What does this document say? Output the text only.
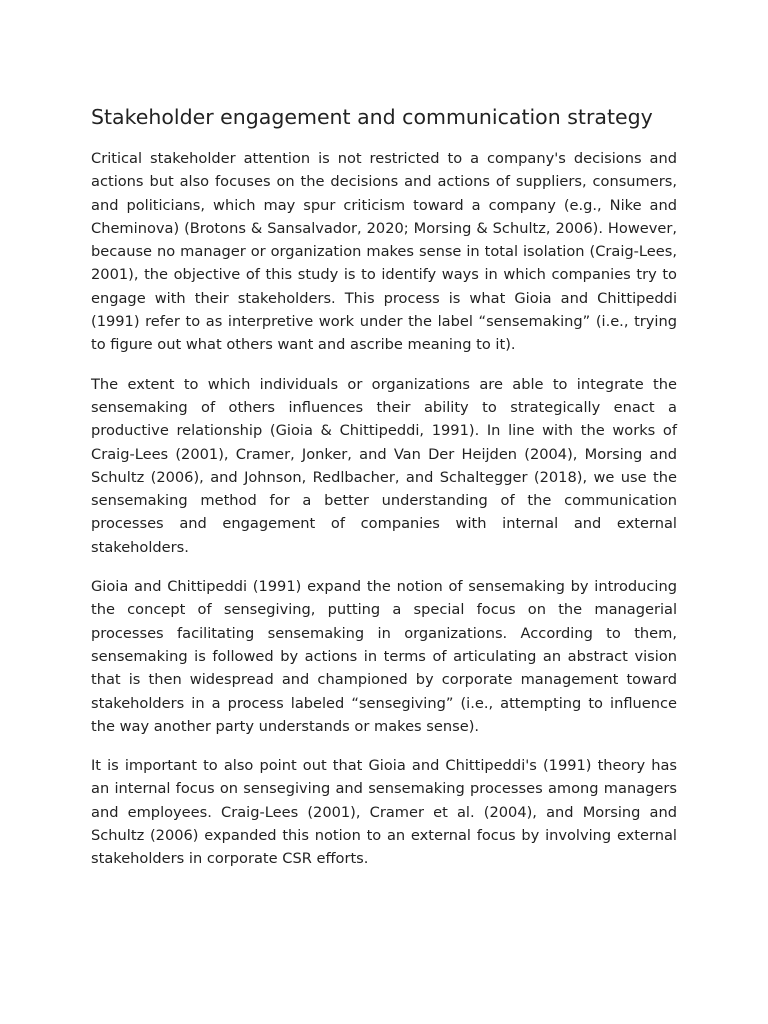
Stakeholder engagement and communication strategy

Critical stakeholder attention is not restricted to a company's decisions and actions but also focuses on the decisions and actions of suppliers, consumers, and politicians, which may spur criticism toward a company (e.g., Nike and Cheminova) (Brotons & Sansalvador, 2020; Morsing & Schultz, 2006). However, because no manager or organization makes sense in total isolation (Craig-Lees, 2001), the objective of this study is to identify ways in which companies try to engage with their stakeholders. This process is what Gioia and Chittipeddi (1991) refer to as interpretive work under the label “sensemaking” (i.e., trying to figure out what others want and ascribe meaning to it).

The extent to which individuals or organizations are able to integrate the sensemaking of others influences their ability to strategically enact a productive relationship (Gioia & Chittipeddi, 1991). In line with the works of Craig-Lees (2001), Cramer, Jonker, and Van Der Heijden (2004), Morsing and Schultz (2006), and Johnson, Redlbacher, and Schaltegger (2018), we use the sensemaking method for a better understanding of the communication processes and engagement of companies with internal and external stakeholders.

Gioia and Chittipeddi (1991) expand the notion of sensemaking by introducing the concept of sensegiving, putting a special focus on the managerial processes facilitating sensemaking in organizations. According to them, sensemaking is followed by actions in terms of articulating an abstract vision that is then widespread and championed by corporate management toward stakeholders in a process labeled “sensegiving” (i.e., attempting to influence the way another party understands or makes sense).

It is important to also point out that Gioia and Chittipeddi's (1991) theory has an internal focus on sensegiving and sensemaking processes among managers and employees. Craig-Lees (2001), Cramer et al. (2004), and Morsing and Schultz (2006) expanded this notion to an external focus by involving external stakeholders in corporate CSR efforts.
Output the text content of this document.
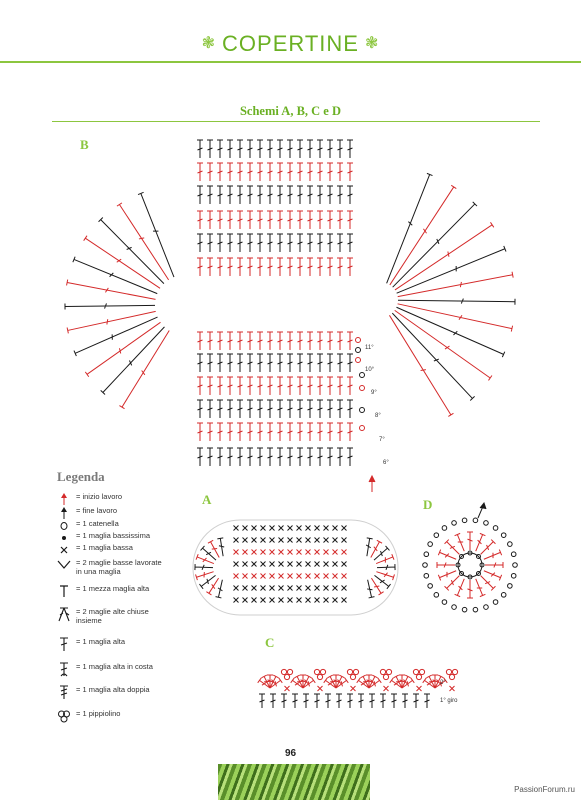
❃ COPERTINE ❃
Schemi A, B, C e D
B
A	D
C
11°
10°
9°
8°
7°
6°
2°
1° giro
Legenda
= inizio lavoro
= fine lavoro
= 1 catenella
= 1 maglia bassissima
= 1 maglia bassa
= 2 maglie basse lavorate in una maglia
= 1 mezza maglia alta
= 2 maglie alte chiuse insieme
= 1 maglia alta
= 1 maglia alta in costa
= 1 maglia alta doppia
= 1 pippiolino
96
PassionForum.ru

**SET EXERCISE**
Say how many lines in the records contain the string "external", and say nothing else.

**SOLUTION TO THIS EXERCISE**
2